→ What you will do:
The listing below should be written out exactly; please include all of it.

## begin Records supplied

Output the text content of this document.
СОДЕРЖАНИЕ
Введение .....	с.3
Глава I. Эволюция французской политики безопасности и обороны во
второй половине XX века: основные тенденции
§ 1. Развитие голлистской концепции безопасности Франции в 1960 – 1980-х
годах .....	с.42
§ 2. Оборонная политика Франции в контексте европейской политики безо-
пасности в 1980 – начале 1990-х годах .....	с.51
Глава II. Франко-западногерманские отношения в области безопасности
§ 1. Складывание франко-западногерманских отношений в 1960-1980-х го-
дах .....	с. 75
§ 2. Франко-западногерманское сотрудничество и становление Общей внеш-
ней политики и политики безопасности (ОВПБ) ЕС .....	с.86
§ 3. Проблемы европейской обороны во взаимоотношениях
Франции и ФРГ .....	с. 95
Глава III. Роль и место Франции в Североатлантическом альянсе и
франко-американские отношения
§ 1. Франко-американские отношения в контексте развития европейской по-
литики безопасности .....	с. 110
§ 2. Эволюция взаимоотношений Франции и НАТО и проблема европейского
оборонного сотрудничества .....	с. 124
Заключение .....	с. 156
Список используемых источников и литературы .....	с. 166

## end Records supplied

→ Finished task:
Output the text content of this document.
СОДЕРЖАНИЕ
Введение .....	с.3
Глава I. Эволюция французской политики безопасности и обороны во
второй половине XX века: основные тенденции
§ 1. Развитие голлистской концепции безопасности Франции в 1960 – 1980-х
годах .....	с.42
§ 2. Оборонная политика Франции в контексте европейской политики безо-
пасности в 1980 – начале 1990-х годах .....	с.51
Глава II. Франко-западногерманские отношения в области безопасности
§ 1. Складывание франко-западногерманских отношений в 1960-1980-х го-
дах .....	с. 75
§ 2. Франко-западногерманское сотрудничество и становление Общей внеш-
ней политики и политики безопасности (ОВПБ) ЕС .....	с.86
§ 3. Проблемы европейской обороны во взаимоотношениях
Франции и ФРГ .....	с. 95
Глава III. Роль и место Франции в Североатлантическом альянсе и
франко-американские отношения
§ 1. Франко-американские отношения в контексте развития европейской по-
литики безопасности .....	с. 110
§ 2. Эволюция взаимоотношений Франции и НАТО и проблема европейского
оборонного сотрудничества .....	с. 124
Заключение .....	с. 156
Список используемых источников и литературы .....	с. 166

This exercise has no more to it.